• WHAT IS ASKED:
Filter the records below and copy every line containing the word "other".
== ENTRIES SHOWN
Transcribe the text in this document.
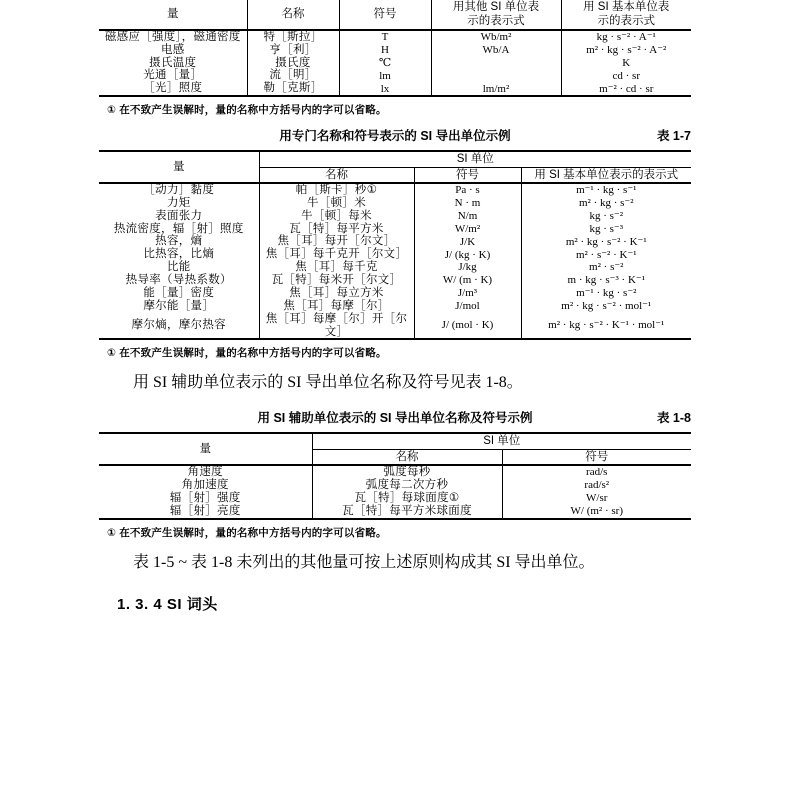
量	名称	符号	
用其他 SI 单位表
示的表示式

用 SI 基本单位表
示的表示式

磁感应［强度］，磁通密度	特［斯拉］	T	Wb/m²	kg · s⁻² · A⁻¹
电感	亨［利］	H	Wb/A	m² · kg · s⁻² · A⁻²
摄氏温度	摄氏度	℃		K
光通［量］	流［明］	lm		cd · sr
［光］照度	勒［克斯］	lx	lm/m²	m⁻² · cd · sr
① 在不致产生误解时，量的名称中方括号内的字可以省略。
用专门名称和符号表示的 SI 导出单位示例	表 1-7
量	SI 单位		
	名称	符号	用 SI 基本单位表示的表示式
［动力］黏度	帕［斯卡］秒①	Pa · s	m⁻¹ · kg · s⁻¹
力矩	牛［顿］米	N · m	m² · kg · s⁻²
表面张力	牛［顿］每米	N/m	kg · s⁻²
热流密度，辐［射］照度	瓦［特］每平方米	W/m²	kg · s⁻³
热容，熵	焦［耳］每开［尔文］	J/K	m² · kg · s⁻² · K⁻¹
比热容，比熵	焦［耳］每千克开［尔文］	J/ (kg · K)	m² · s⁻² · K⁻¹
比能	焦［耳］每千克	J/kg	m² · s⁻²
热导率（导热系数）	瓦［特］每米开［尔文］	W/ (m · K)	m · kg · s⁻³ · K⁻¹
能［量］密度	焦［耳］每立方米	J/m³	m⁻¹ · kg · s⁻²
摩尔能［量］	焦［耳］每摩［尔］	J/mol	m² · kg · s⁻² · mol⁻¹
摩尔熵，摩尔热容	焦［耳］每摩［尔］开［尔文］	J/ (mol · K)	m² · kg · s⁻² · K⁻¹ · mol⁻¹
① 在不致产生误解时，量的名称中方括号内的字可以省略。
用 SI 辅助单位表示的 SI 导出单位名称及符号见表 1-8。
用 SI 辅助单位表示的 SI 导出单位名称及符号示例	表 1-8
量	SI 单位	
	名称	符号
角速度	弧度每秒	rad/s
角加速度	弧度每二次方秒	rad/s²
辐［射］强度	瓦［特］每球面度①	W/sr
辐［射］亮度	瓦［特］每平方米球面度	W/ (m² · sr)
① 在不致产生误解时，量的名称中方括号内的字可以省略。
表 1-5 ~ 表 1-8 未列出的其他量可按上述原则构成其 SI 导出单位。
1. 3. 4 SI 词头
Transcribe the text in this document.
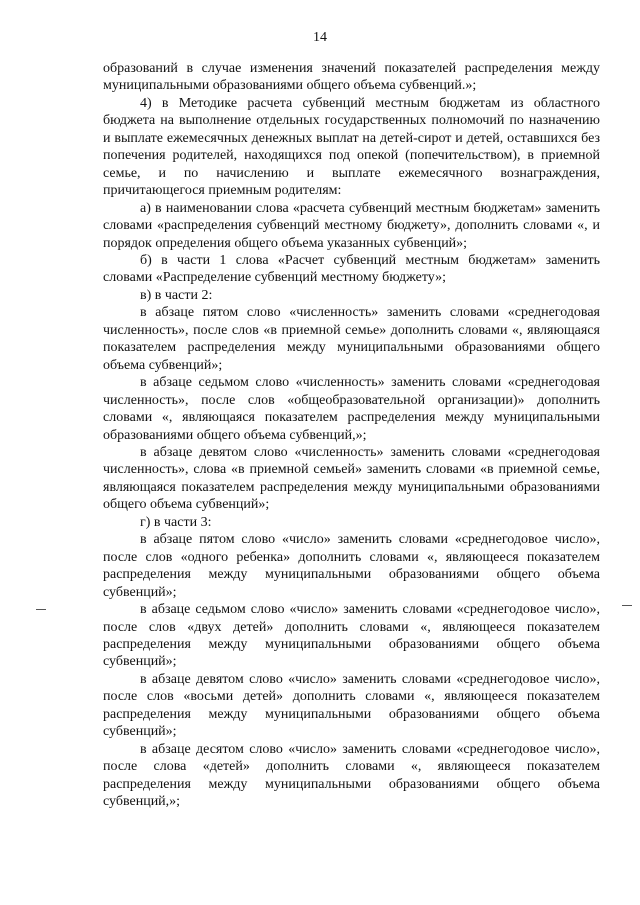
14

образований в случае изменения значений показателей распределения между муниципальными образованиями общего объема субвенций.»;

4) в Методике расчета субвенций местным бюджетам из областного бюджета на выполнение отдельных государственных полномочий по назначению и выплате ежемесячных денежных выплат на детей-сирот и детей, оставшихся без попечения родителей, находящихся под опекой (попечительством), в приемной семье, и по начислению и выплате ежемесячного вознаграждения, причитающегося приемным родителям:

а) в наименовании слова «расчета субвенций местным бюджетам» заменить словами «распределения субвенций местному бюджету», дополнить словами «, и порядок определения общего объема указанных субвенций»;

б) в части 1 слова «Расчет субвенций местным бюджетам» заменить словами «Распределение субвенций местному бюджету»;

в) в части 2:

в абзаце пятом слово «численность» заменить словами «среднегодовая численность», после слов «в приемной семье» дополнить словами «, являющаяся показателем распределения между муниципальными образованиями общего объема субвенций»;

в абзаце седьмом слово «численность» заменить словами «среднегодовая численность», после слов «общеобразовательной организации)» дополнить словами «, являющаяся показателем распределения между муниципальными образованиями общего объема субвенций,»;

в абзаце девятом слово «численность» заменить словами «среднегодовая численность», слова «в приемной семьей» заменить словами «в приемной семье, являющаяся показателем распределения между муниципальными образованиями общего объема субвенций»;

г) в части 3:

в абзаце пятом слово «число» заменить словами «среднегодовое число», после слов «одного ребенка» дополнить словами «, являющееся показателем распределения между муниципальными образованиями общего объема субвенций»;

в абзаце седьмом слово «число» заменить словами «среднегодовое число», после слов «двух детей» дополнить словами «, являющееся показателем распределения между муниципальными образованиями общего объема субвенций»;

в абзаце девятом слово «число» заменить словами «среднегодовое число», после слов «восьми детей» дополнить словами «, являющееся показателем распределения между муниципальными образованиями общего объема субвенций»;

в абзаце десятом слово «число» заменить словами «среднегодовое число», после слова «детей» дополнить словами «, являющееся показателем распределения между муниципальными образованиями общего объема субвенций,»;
====
== ENTRIES SHOWN
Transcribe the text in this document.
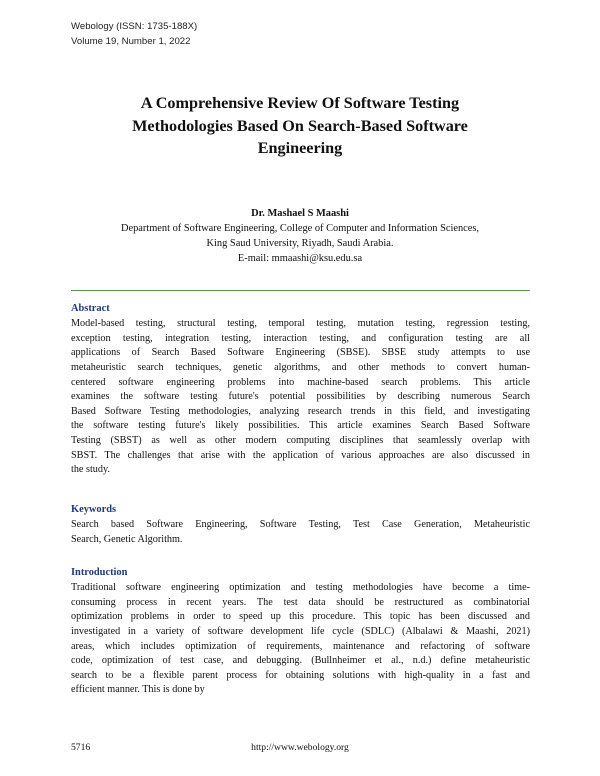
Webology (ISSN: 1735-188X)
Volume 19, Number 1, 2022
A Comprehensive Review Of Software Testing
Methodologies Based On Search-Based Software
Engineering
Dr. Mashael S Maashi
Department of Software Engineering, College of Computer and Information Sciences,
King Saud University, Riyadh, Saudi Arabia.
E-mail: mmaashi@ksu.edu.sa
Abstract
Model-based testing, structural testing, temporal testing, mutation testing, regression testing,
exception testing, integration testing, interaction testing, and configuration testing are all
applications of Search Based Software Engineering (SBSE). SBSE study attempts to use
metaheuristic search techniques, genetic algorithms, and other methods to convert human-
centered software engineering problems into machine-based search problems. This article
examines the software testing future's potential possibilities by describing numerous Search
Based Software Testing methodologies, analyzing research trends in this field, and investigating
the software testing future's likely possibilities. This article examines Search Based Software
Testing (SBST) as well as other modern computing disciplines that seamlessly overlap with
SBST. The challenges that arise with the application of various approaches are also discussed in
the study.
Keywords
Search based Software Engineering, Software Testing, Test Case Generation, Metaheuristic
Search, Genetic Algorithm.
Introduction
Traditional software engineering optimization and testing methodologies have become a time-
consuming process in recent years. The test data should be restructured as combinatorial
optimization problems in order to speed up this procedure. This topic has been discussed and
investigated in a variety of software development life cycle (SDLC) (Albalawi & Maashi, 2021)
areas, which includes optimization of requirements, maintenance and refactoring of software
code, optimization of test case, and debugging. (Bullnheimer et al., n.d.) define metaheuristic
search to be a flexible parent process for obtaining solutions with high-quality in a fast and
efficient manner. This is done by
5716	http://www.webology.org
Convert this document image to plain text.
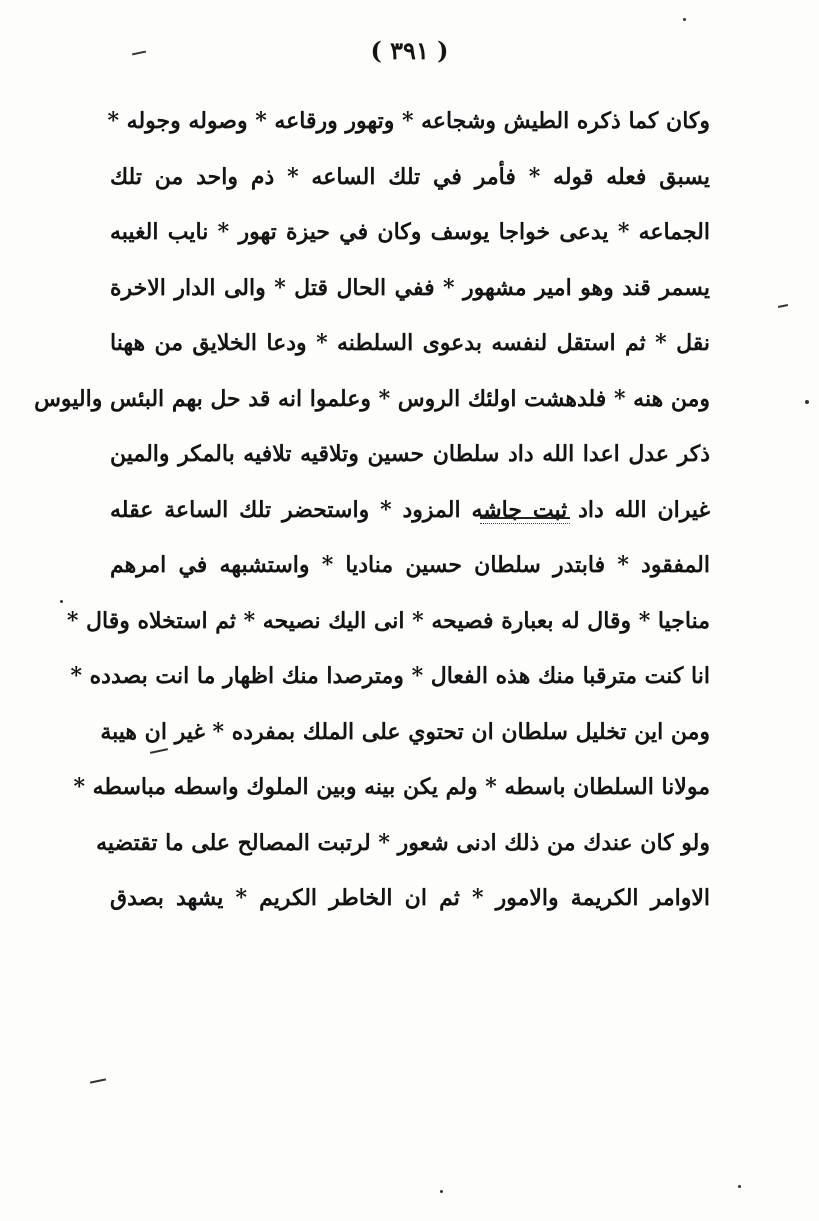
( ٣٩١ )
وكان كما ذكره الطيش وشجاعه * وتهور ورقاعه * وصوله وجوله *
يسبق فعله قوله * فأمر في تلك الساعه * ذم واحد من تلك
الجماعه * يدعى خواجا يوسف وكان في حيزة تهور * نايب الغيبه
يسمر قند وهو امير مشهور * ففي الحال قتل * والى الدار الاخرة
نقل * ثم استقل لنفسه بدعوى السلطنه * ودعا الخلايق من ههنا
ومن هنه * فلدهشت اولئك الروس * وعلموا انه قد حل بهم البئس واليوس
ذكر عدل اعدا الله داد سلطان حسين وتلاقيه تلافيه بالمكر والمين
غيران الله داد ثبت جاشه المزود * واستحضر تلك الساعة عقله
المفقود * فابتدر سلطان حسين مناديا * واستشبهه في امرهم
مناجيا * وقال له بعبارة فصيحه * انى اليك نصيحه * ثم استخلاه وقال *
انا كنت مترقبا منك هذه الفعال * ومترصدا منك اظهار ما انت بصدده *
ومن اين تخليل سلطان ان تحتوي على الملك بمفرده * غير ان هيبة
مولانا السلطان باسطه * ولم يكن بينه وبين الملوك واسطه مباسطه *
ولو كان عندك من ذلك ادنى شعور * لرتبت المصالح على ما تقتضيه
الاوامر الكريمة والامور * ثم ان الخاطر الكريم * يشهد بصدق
====
• RESULT OF THE EXERCISE:
metaheuristic search techniques, genetic algorithms, and other methods to convert human-
Testing (SBST) as well as other modern computing disciplines that seamlessly overlap with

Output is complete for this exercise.